Problem requirements:
Transcribe the tail of the listing: start at the line containing "Transcribe this image's" and stop after the last line, keeping every character as is and adding nothing.

Stored data entries:
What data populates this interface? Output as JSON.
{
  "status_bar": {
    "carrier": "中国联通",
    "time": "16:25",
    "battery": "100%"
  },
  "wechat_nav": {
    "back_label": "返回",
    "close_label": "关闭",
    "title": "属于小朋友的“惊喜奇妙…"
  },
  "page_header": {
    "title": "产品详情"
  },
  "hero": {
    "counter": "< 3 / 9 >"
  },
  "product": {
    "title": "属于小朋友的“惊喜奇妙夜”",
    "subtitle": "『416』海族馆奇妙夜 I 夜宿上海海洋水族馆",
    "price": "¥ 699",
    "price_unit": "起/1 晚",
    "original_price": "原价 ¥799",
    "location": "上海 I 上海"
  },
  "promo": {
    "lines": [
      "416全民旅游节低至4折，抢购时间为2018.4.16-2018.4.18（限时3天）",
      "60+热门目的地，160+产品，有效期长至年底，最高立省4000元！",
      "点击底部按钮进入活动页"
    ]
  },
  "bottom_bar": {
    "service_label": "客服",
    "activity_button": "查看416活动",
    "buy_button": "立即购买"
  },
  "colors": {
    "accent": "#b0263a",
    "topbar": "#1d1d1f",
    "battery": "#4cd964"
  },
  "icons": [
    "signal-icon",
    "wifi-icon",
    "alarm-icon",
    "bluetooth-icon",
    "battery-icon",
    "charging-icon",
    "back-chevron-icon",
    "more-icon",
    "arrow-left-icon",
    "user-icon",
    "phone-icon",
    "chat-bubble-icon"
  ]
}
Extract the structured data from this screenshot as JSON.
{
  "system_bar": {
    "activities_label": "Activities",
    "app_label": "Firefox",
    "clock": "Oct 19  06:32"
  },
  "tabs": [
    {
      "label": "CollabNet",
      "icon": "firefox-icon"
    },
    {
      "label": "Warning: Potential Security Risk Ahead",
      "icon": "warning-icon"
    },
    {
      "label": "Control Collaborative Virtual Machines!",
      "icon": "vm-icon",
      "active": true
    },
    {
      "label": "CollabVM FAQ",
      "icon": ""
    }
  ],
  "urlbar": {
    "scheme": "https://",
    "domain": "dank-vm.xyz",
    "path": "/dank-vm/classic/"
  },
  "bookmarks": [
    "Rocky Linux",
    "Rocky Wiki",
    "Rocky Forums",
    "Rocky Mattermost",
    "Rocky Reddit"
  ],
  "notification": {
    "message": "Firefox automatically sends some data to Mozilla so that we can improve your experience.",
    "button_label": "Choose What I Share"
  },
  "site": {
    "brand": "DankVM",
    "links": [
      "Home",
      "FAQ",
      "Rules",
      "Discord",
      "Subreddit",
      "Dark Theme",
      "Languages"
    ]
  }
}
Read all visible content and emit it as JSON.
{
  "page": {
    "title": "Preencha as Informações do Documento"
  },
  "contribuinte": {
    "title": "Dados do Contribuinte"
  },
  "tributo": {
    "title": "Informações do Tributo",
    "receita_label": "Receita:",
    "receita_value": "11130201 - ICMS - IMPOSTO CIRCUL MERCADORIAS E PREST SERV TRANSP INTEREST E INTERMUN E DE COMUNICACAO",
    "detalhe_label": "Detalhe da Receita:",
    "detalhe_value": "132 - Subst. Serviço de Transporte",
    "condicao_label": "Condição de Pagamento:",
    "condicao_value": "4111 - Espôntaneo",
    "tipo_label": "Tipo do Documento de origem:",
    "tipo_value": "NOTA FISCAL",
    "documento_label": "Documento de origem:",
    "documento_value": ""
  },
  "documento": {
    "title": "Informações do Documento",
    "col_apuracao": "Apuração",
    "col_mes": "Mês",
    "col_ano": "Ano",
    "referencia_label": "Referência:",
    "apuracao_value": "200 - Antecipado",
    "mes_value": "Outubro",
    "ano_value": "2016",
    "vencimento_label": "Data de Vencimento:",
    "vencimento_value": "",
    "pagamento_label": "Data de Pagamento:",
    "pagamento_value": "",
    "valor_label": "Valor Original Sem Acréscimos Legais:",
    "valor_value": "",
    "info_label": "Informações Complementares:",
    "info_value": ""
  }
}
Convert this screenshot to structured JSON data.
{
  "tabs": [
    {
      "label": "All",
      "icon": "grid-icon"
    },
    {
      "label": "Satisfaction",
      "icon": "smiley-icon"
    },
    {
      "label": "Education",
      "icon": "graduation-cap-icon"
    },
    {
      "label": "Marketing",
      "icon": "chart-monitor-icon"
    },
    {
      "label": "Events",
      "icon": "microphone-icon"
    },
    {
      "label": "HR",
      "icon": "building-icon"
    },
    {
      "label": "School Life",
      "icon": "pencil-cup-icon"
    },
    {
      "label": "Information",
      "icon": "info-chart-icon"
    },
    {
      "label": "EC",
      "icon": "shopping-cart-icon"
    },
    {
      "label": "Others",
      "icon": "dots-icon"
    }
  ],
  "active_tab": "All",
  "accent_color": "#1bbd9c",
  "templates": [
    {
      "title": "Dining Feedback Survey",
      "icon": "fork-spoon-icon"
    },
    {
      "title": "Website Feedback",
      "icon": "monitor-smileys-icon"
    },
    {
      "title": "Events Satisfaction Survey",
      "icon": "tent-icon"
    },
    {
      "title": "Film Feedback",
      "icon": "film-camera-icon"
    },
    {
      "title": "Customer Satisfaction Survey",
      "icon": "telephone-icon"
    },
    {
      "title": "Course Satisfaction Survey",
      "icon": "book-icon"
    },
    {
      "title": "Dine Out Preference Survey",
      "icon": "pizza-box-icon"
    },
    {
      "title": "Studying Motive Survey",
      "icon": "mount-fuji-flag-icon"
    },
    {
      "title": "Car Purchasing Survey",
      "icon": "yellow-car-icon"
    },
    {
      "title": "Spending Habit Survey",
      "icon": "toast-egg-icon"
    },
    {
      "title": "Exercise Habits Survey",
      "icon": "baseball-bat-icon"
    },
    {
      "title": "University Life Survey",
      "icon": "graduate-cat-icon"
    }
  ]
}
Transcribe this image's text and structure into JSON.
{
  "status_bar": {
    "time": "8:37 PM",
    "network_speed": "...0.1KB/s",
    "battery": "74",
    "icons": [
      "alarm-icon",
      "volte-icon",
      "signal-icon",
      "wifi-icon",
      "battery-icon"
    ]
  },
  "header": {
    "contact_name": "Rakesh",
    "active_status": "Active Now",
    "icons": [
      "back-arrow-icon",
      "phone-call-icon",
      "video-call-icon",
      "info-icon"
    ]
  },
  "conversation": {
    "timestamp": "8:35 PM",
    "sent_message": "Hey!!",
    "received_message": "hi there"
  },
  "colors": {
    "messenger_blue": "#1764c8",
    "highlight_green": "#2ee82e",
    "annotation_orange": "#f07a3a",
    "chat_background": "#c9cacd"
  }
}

Reply to the task:
Transcribe this image's text and structure into JSON.
{
  "status_bar": {
    "time": "8:37 PM",
    "network_speed": "...0.1KB/s",
    "battery": "74",
    "icons": [
      "alarm-icon",
      "volte-icon",
      "signal-icon",
      "wifi-icon",
      "battery-icon"
    ]
  },
  "header": {
    "contact_name": "Rakesh",
    "active_status": "Active Now",
    "icons": [
      "back-arrow-icon",
      "phone-call-icon",
      "video-call-icon",
      "info-icon"
    ]
  },
  "conversation": {
    "timestamp": "8:35 PM",
    "sent_message": "Hey!!",
    "received_message": "hi there"
  },
  "colors": {
    "messenger_blue": "#1764c8",
    "highlight_green": "#2ee82e",
    "annotation_orange": "#f07a3a",
    "chat_background": "#c9cacd"
  }
}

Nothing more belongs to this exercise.